Entries from a dataset:
⁂

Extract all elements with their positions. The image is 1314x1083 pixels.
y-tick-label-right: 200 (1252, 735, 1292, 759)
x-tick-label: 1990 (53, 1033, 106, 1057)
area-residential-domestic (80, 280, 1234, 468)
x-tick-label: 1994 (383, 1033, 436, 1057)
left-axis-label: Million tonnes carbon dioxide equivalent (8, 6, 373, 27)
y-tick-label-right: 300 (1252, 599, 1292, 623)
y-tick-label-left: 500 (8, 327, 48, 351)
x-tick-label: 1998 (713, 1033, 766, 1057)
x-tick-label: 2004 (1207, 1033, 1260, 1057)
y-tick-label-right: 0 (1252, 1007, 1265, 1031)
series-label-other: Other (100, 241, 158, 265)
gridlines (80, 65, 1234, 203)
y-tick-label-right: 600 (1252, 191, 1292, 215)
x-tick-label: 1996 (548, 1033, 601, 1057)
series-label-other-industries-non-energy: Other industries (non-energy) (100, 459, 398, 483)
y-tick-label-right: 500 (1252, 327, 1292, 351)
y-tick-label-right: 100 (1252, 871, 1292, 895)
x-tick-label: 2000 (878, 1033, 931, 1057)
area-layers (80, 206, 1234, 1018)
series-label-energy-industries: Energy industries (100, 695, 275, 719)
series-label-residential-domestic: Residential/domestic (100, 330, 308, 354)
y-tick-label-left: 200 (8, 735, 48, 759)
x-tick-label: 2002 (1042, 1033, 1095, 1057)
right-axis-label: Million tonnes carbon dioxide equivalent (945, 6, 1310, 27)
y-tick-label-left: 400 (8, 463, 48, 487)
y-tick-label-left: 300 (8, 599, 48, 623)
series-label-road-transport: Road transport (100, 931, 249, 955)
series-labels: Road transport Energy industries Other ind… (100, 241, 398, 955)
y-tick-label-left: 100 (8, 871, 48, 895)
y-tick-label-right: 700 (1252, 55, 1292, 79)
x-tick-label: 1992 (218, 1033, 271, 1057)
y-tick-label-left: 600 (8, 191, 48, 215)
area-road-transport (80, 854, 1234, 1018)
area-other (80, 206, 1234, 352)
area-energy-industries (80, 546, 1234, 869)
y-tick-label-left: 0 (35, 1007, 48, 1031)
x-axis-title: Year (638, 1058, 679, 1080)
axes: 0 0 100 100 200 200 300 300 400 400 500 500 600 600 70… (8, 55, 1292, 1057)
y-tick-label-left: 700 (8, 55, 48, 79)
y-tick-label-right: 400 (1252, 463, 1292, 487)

⁂

Reproduce every line of the material above word for word, without changing anything.

• [Worked answer]
Extract all elements with their positions. The image is 1314x1083 pixels.
y-tick-label-right: 200 (1252, 735, 1292, 759)
x-tick-label: 1990 (53, 1033, 106, 1057)
area-residential-domestic (80, 280, 1234, 468)
x-tick-label: 1994 (383, 1033, 436, 1057)
left-axis-label: Million tonnes carbon dioxide equivalent (8, 6, 373, 27)
y-tick-label-right: 300 (1252, 599, 1292, 623)
y-tick-label-left: 500 (8, 327, 48, 351)
x-tick-label: 1998 (713, 1033, 766, 1057)
x-tick-label: 2004 (1207, 1033, 1260, 1057)
y-tick-label-right: 0 (1252, 1007, 1265, 1031)
series-label-other: Other (100, 241, 158, 265)
gridlines (80, 65, 1234, 203)
y-tick-label-right: 600 (1252, 191, 1292, 215)
x-tick-label: 1996 (548, 1033, 601, 1057)
series-label-other-industries-non-energy: Other industries (non-energy) (100, 459, 398, 483)
y-tick-label-right: 500 (1252, 327, 1292, 351)
y-tick-label-right: 100 (1252, 871, 1292, 895)
x-tick-label: 2000 (878, 1033, 931, 1057)
area-layers (80, 206, 1234, 1018)
series-label-energy-industries: Energy industries (100, 695, 275, 719)
series-label-residential-domestic: Residential/domestic (100, 330, 308, 354)
y-tick-label-left: 200 (8, 735, 48, 759)
x-tick-label: 2002 (1042, 1033, 1095, 1057)
right-axis-label: Million tonnes carbon dioxide equivalent (945, 6, 1310, 27)
y-tick-label-left: 400 (8, 463, 48, 487)
y-tick-label-left: 300 (8, 599, 48, 623)
series-label-road-transport: Road transport (100, 931, 249, 955)
series-labels: Road transport Energy industries Other ind… (100, 241, 398, 955)
y-tick-label-left: 100 (8, 871, 48, 895)
y-tick-label-right: 700 (1252, 55, 1292, 79)
x-tick-label: 1992 (218, 1033, 271, 1057)
y-tick-label-left: 600 (8, 191, 48, 215)
area-road-transport (80, 854, 1234, 1018)
area-other (80, 206, 1234, 352)
area-energy-industries (80, 546, 1234, 869)
y-tick-label-left: 0 (35, 1007, 48, 1031)
x-axis-title: Year (638, 1058, 679, 1080)
axes: 0 0 100 100 200 200 300 300 400 400 500 500 600 600 70… (8, 55, 1292, 1057)
y-tick-label-left: 700 (8, 55, 48, 79)
y-tick-label-right: 400 (1252, 463, 1292, 487)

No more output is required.